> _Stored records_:
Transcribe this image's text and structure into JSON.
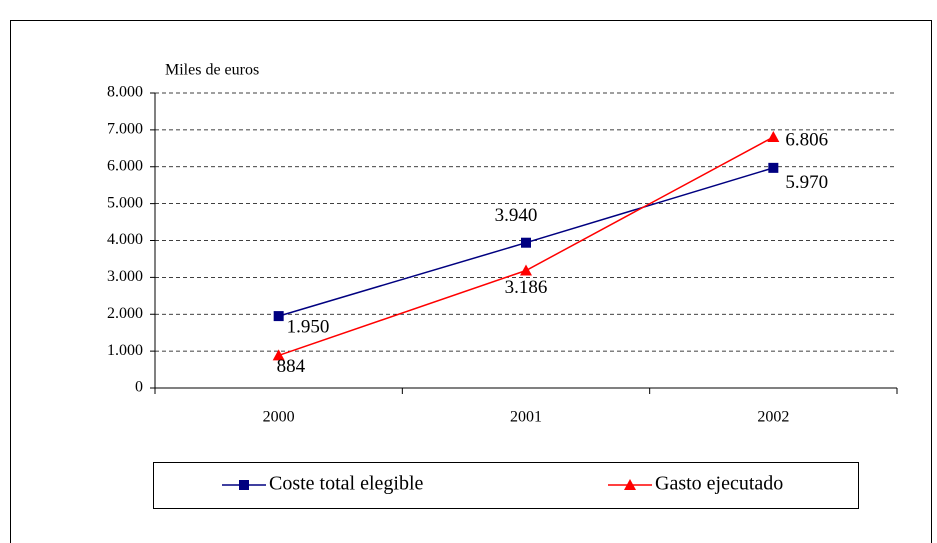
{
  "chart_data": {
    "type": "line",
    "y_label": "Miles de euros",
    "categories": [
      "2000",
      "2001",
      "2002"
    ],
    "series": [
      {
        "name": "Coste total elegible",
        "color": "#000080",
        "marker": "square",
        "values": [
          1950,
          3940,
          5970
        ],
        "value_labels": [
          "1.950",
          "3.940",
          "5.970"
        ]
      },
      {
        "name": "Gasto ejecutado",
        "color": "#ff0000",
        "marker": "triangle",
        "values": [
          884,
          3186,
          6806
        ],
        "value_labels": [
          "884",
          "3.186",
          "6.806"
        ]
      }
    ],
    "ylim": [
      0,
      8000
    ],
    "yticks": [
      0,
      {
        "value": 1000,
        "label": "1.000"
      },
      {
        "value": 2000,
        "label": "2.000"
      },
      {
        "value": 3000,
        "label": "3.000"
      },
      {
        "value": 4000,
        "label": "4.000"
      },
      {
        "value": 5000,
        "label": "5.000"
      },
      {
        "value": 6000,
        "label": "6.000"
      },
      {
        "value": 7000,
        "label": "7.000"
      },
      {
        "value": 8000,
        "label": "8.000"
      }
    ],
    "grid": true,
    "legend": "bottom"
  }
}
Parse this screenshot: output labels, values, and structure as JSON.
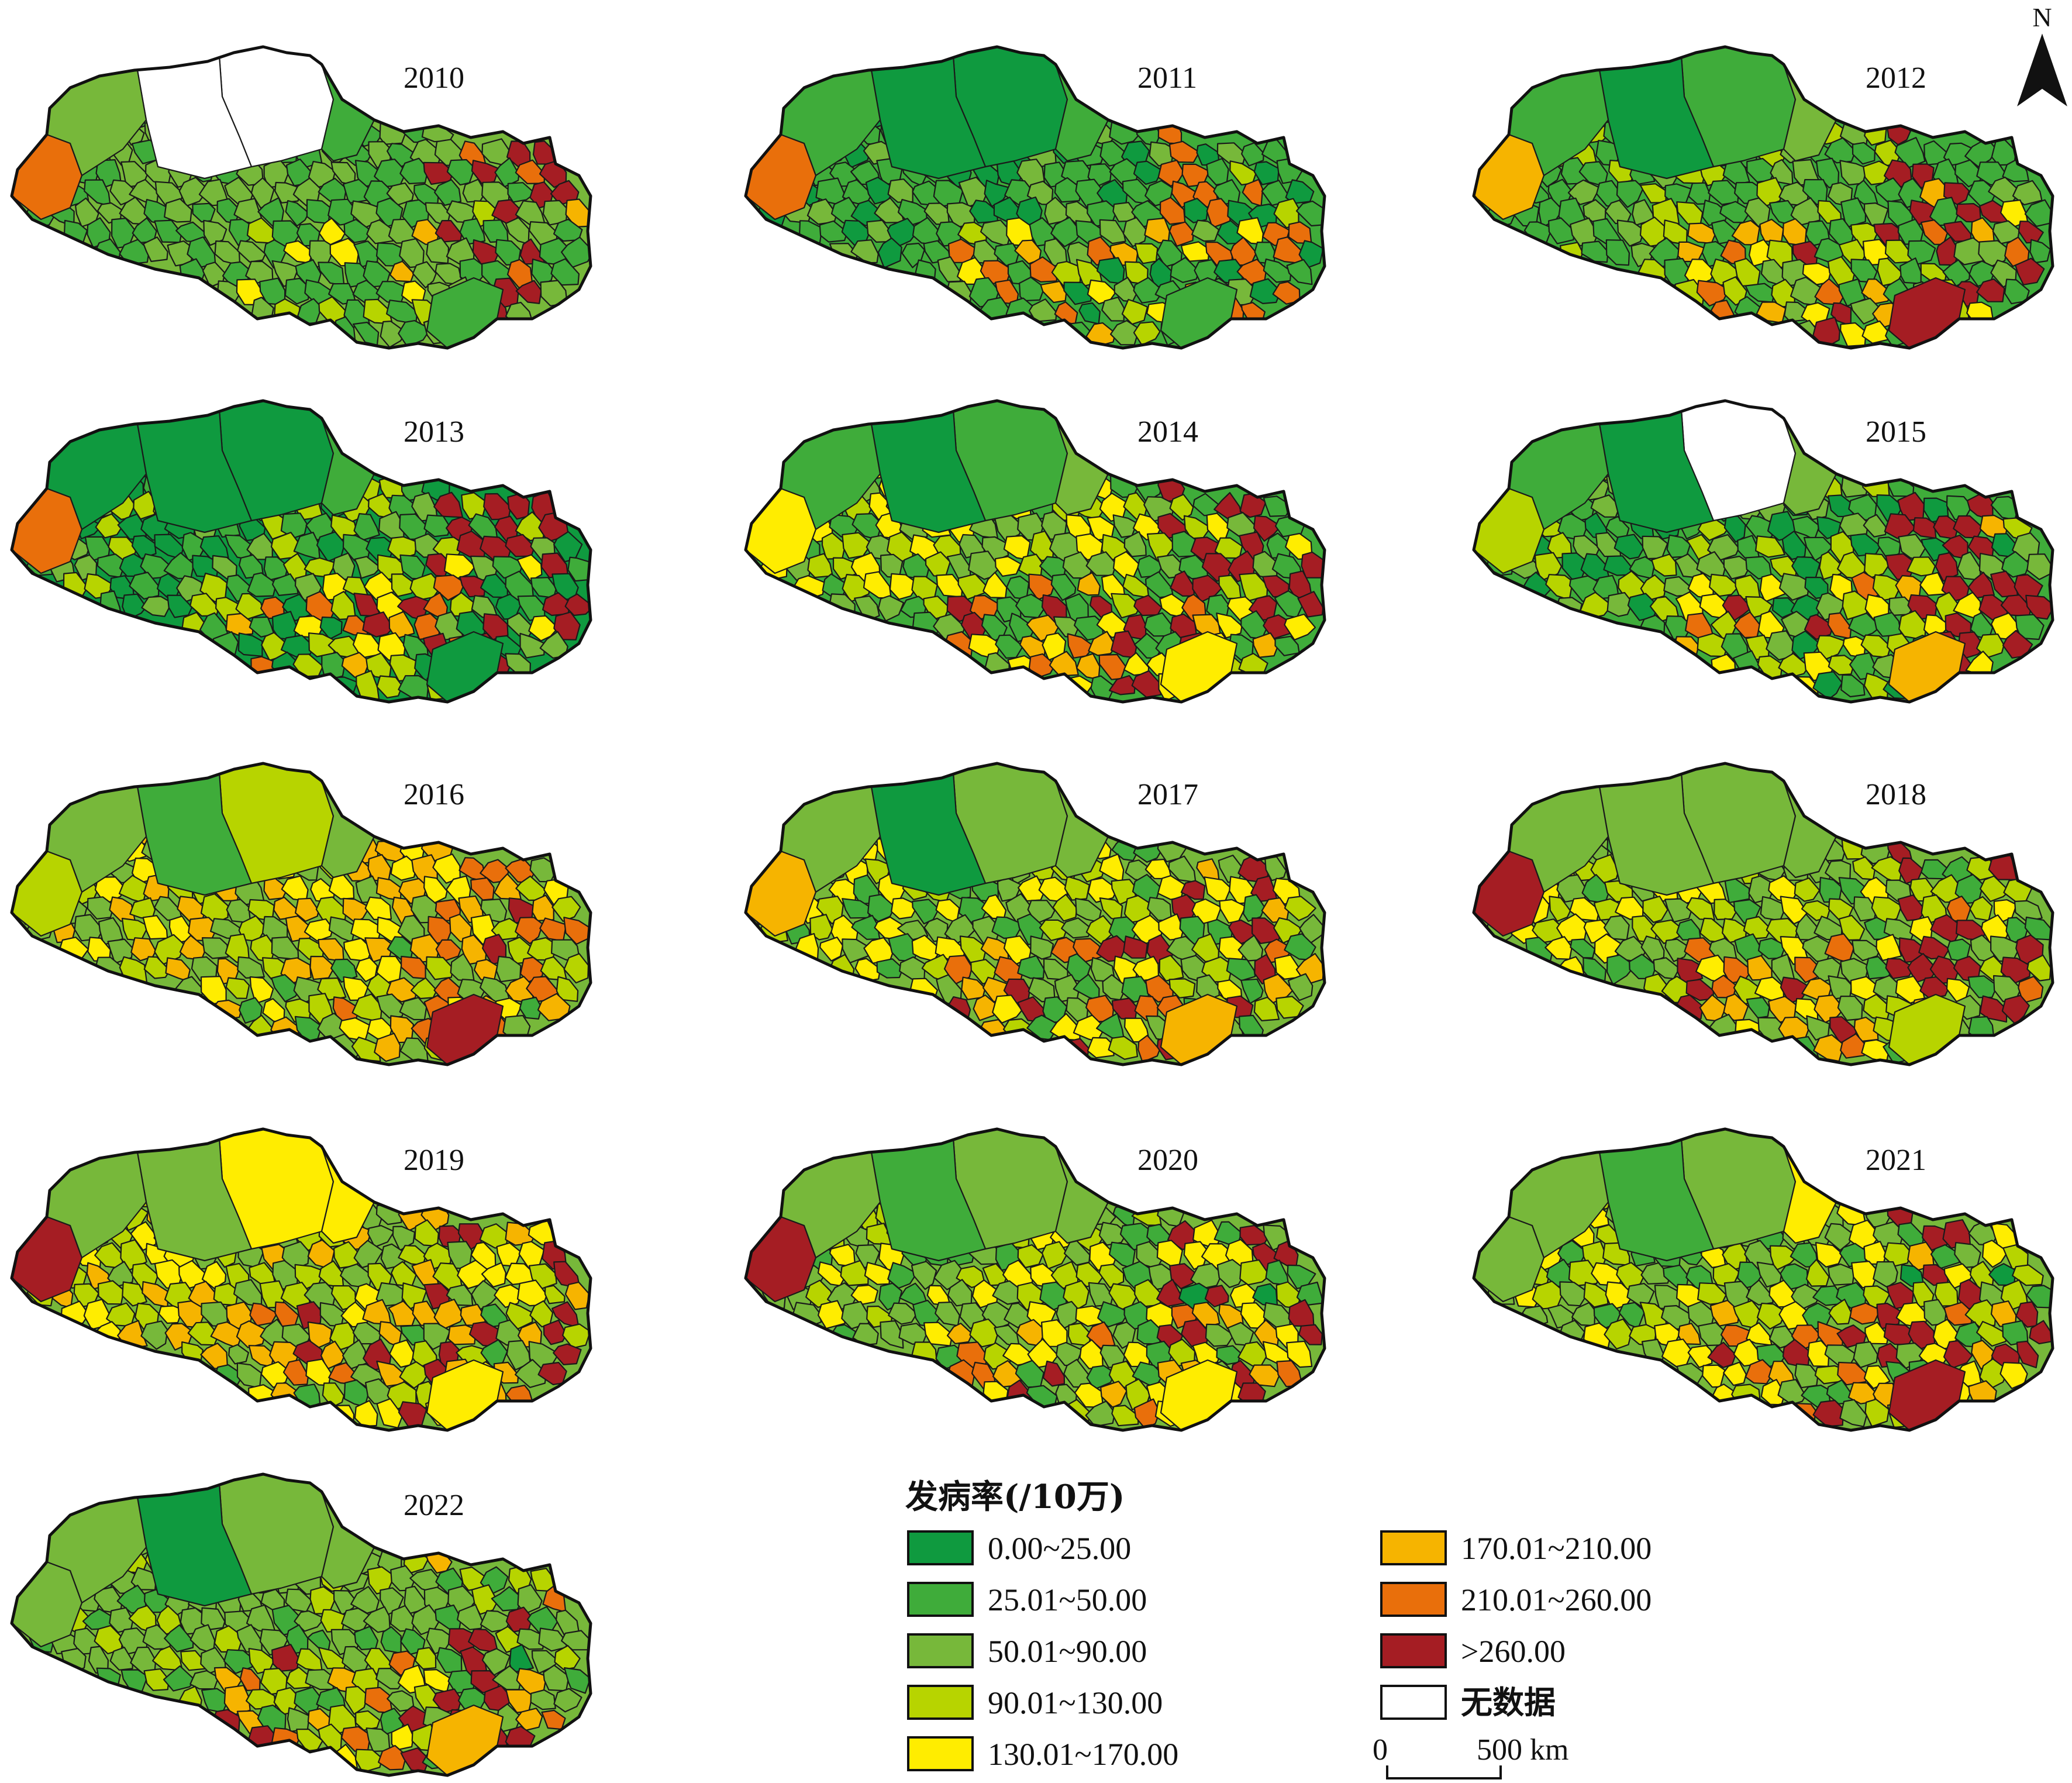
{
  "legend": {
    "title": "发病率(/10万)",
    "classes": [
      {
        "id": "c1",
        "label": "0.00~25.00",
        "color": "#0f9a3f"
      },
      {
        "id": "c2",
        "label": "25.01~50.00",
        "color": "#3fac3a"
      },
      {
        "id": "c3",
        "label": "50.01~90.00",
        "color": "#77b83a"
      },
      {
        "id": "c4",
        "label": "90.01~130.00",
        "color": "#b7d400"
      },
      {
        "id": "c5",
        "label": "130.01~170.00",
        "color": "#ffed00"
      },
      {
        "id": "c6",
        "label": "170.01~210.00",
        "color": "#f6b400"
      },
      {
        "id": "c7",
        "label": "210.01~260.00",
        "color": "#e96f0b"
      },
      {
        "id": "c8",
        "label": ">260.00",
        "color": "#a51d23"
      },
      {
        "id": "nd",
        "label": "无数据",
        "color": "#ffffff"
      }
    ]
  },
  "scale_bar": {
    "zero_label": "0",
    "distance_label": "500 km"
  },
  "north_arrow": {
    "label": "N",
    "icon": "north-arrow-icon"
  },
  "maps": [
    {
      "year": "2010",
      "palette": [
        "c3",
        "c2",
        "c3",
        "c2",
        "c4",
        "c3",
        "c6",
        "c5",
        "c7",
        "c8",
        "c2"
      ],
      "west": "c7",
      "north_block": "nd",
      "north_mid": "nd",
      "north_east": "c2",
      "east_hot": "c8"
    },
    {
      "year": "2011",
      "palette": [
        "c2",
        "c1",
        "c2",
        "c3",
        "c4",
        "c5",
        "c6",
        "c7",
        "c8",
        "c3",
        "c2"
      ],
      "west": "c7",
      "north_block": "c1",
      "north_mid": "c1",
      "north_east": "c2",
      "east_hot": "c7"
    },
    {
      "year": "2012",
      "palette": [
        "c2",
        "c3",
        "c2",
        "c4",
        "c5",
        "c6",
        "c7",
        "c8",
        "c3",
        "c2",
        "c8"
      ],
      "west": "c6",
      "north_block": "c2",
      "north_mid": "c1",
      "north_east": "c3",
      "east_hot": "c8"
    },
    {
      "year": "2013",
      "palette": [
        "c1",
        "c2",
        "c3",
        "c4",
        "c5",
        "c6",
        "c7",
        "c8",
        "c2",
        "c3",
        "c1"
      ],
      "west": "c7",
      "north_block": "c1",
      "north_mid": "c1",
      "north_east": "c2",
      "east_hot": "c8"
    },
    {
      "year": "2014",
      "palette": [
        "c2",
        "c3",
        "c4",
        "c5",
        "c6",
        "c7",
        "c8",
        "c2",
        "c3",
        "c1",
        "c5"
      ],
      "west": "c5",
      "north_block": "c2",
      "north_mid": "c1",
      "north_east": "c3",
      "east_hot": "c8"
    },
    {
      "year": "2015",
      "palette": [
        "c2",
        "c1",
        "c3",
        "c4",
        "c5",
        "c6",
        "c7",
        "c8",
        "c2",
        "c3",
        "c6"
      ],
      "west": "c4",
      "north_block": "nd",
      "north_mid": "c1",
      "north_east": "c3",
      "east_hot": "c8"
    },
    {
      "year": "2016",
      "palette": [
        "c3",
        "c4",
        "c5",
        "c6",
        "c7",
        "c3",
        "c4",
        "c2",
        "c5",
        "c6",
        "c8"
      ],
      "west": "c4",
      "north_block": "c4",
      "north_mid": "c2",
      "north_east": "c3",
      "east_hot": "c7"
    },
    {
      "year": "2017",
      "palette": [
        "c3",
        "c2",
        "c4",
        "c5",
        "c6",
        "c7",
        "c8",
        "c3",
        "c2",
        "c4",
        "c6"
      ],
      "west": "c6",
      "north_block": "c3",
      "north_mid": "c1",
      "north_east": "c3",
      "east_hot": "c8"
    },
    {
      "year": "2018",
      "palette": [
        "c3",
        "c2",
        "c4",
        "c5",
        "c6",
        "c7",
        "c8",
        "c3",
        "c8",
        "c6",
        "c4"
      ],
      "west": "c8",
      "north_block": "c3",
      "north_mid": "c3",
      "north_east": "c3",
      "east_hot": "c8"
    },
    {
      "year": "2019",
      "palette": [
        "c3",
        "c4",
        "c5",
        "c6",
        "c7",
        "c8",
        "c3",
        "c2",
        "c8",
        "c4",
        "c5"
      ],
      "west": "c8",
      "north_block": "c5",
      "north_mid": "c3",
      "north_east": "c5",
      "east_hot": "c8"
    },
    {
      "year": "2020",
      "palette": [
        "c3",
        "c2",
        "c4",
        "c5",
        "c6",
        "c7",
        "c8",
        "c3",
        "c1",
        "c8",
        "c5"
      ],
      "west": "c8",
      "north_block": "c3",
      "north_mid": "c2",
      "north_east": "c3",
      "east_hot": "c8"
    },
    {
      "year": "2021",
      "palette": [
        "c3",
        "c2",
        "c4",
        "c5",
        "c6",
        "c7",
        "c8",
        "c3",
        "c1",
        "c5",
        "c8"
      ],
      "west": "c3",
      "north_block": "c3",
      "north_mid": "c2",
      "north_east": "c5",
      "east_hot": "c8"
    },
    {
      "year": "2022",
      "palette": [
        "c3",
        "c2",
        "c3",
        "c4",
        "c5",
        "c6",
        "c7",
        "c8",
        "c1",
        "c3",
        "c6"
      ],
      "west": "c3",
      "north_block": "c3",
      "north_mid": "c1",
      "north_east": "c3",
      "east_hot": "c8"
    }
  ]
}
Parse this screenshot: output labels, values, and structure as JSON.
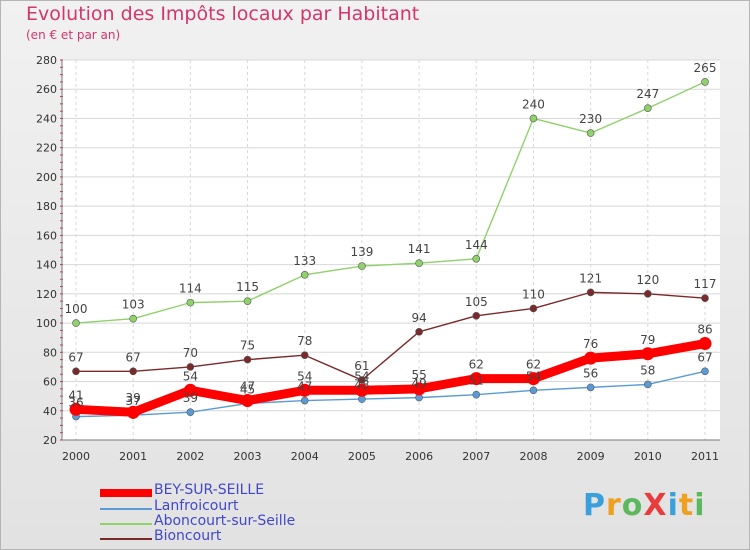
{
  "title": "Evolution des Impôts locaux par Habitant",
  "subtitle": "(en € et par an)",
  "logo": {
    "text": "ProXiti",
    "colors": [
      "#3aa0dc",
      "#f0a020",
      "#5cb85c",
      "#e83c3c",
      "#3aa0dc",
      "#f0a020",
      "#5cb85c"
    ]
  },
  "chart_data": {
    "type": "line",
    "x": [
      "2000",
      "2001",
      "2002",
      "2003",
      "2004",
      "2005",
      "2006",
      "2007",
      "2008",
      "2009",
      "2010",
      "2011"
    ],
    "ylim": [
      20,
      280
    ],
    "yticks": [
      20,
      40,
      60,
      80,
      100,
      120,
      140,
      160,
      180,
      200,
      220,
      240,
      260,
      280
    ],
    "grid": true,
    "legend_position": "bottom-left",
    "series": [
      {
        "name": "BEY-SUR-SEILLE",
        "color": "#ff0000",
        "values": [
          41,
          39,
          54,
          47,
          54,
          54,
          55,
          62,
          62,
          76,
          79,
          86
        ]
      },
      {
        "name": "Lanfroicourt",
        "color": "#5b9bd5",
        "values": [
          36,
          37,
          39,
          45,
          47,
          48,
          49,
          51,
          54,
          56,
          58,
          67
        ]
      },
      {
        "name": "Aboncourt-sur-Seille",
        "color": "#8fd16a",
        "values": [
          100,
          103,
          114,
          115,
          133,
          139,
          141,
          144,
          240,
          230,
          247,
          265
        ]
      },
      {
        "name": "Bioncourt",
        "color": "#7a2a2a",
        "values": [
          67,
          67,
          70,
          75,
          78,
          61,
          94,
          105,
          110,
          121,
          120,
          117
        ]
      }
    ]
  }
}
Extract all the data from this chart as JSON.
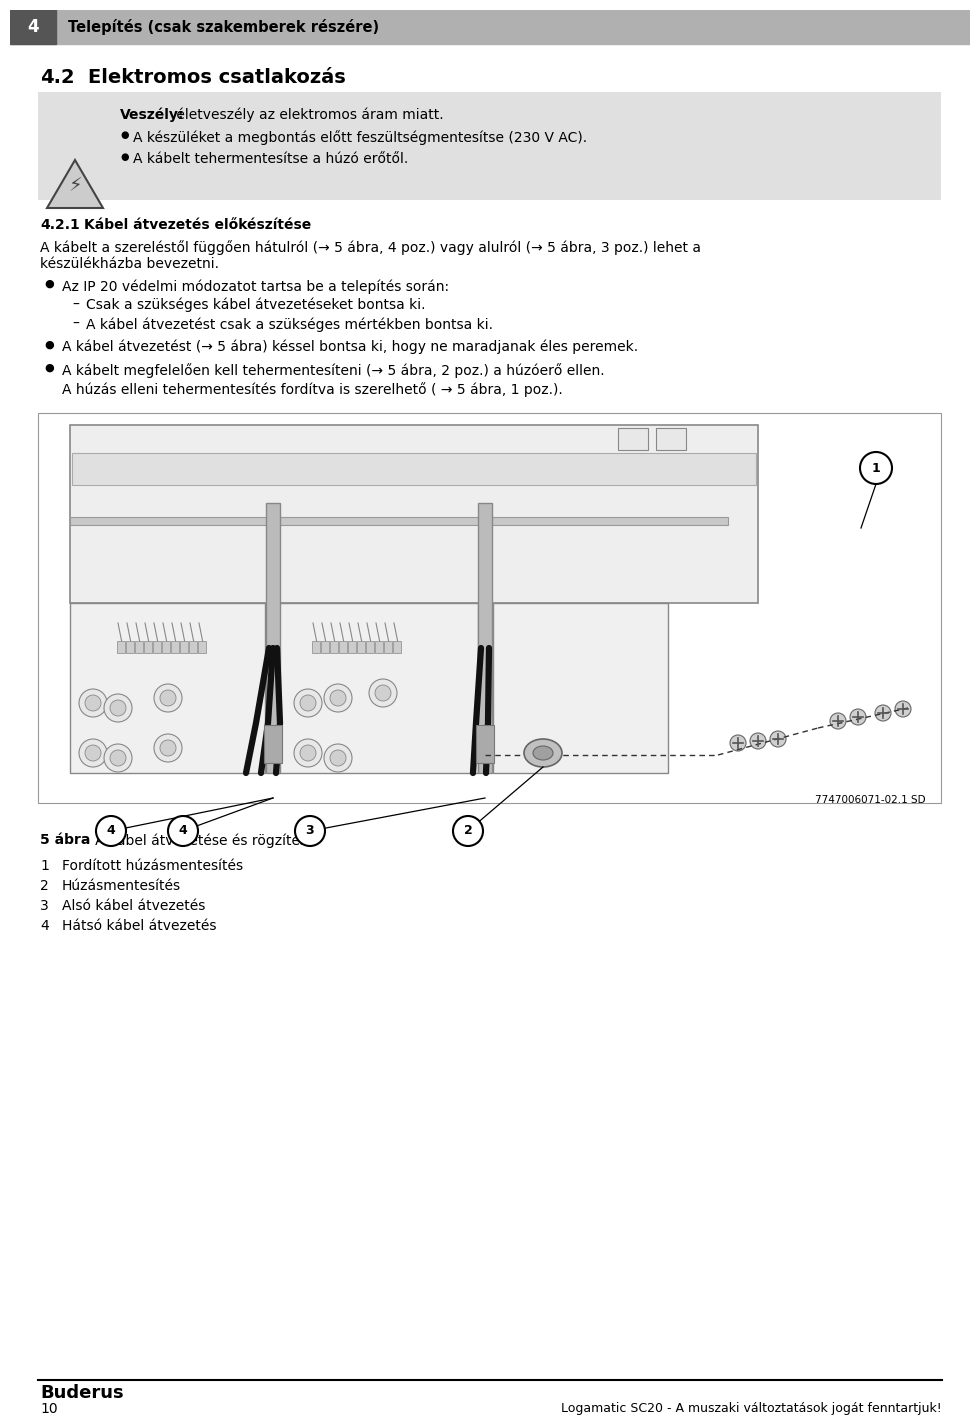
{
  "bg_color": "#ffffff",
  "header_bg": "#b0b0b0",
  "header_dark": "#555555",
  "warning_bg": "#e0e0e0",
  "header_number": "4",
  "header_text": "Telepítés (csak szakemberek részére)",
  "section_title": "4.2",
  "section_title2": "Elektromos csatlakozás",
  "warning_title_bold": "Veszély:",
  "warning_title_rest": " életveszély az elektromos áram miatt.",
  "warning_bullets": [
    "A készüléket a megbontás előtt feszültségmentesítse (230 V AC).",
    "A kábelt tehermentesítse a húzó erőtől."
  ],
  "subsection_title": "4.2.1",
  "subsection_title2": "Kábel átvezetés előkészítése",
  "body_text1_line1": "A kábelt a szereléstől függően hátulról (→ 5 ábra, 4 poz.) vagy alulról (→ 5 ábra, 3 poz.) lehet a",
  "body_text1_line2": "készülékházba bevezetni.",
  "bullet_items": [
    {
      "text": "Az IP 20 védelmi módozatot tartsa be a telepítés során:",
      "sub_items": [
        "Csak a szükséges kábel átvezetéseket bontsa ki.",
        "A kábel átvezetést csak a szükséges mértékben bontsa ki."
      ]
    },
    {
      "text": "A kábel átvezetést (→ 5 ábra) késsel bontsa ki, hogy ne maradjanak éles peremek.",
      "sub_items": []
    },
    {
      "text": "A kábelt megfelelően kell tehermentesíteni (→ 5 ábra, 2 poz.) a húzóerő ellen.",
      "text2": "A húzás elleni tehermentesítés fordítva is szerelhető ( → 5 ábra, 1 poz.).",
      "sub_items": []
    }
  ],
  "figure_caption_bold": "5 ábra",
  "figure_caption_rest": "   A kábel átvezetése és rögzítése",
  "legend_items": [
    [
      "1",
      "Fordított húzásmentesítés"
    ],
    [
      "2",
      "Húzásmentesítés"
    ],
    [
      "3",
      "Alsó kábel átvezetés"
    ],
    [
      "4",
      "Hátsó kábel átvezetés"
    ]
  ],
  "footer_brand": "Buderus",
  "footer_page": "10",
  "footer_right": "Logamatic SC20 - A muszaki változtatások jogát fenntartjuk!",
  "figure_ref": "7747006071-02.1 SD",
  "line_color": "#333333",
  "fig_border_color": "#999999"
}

> _Required work_: Reproduce each line from the records that contains the word "name".

> _Solved problem_:
        "name": "Coste total elegible",
        "name": "Gasto ejecutado",
        "name": "BEY-SUR-SEILLE",
        "name": "Lanfroicourt",
        "name": "Aboncourt-sur-Seille",
        "name": "Bioncourt",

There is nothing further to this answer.